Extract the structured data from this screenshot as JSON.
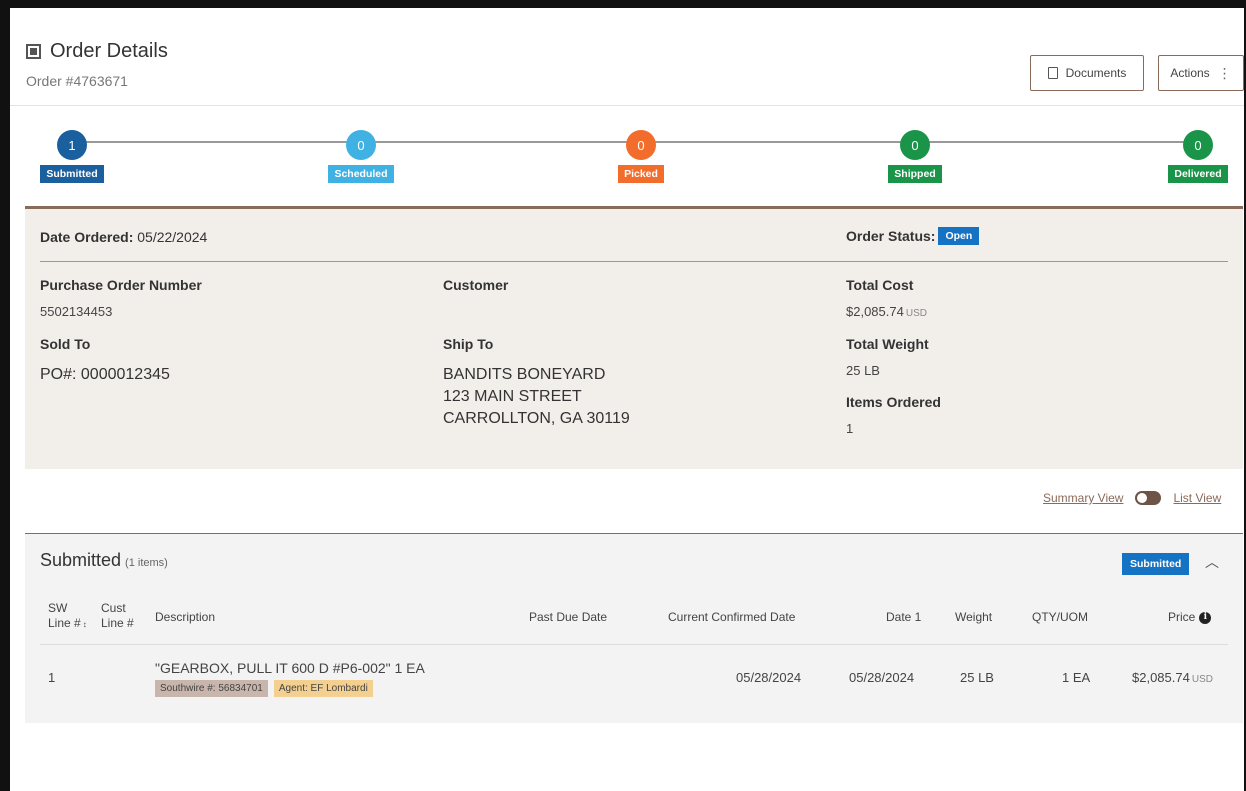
{
  "header": {
    "title": "Order Details",
    "order_number": "Order #4763671",
    "documents_label": "Documents",
    "actions_label": "Actions"
  },
  "progress": {
    "steps": [
      {
        "count": "1",
        "label": "Submitted",
        "color": "#1a5f9e"
      },
      {
        "count": "0",
        "label": "Scheduled",
        "color": "#3fb1e3"
      },
      {
        "count": "0",
        "label": "Picked",
        "color": "#f26d2c"
      },
      {
        "count": "0",
        "label": "Shipped",
        "color": "#1a9448"
      },
      {
        "count": "0",
        "label": "Delivered",
        "color": "#1a9448"
      }
    ]
  },
  "order": {
    "date_ordered_label": "Date Ordered:",
    "date_ordered": "05/22/2024",
    "order_status_label": "Order Status:",
    "order_status": "Open",
    "po_label": "Purchase Order Number",
    "po_value": "5502134453",
    "customer_label": "Customer",
    "total_cost_label": "Total Cost",
    "total_cost": "$2,085.74",
    "currency": "USD",
    "sold_to_label": "Sold To",
    "sold_to_value": "PO#: 0000012345",
    "ship_to_label": "Ship To",
    "ship_to_line1": "BANDITS BONEYARD",
    "ship_to_line2": "123 MAIN STREET",
    "ship_to_line3": "CARROLLTON, GA 30119",
    "total_weight_label": "Total Weight",
    "total_weight": "25 LB",
    "items_ordered_label": "Items Ordered",
    "items_ordered": "1"
  },
  "view_toggle": {
    "summary_label": "Summary View",
    "list_label": "List View"
  },
  "section": {
    "title": "Submitted",
    "count": "(1 items)",
    "badge": "Submitted",
    "columns": {
      "sw_line_1": "SW",
      "sw_line_2": "Line #",
      "sort_mark": "↕",
      "cust_line_1": "Cust",
      "cust_line_2": "Line #",
      "description": "Description",
      "past_due": "Past Due Date",
      "confirmed": "Current Confirmed Date",
      "date1": "Date 1",
      "weight": "Weight",
      "qty": "QTY/UOM",
      "price": "Price"
    },
    "rows": [
      {
        "sw_line": "1",
        "cust_line": "",
        "description": "\"GEARBOX, PULL IT 600 D #P6-002\" 1 EA",
        "southwire_tag": "Southwire #: 56834701",
        "agent_tag": "Agent: EF Lombardi",
        "past_due": "",
        "confirmed": "05/28/2024",
        "date1": "05/28/2024",
        "weight": "25 LB",
        "qty": "1 EA",
        "price": "$2,085.74",
        "currency": "USD"
      }
    ]
  }
}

*-*-*

- Set problem -
Transcribe all of the material exactly, leaving out whatever pictures it contains.

- Answer to this exercise -
Extract the structured data from this screenshot as JSON.
{
  "header": {
    "title": "Order Details",
    "order_number": "Order #4763671",
    "documents_label": "Documents",
    "actions_label": "Actions"
  },
  "progress": {
    "steps": [
      {
        "count": "1",
        "label": "Submitted",
        "color": "#1a5f9e"
      },
      {
        "count": "0",
        "label": "Scheduled",
        "color": "#3fb1e3"
      },
      {
        "count": "0",
        "label": "Picked",
        "color": "#f26d2c"
      },
      {
        "count": "0",
        "label": "Shipped",
        "color": "#1a9448"
      },
      {
        "count": "0",
        "label": "Delivered",
        "color": "#1a9448"
      }
    ]
  },
  "order": {
    "date_ordered_label": "Date Ordered:",
    "date_ordered": "05/22/2024",
    "order_status_label": "Order Status:",
    "order_status": "Open",
    "po_label": "Purchase Order Number",
    "po_value": "5502134453",
    "customer_label": "Customer",
    "total_cost_label": "Total Cost",
    "total_cost": "$2,085.74",
    "currency": "USD",
    "sold_to_label": "Sold To",
    "sold_to_value": "PO#: 0000012345",
    "ship_to_label": "Ship To",
    "ship_to_line1": "BANDITS BONEYARD",
    "ship_to_line2": "123 MAIN STREET",
    "ship_to_line3": "CARROLLTON, GA 30119",
    "total_weight_label": "Total Weight",
    "total_weight": "25 LB",
    "items_ordered_label": "Items Ordered",
    "items_ordered": "1"
  },
  "view_toggle": {
    "summary_label": "Summary View",
    "list_label": "List View"
  },
  "section": {
    "title": "Submitted",
    "count": "(1 items)",
    "badge": "Submitted",
    "columns": {
      "sw_line_1": "SW",
      "sw_line_2": "Line #",
      "sort_mark": "↕",
      "cust_line_1": "Cust",
      "cust_line_2": "Line #",
      "description": "Description",
      "past_due": "Past Due Date",
      "confirmed": "Current Confirmed Date",
      "date1": "Date 1",
      "weight": "Weight",
      "qty": "QTY/UOM",
      "price": "Price"
    },
    "rows": [
      {
        "sw_line": "1",
        "cust_line": "",
        "description": "\"GEARBOX, PULL IT 600 D #P6-002\" 1 EA",
        "southwire_tag": "Southwire #: 56834701",
        "agent_tag": "Agent: EF Lombardi",
        "past_due": "",
        "confirmed": "05/28/2024",
        "date1": "05/28/2024",
        "weight": "25 LB",
        "qty": "1 EA",
        "price": "$2,085.74",
        "currency": "USD"
      }
    ]
  }
}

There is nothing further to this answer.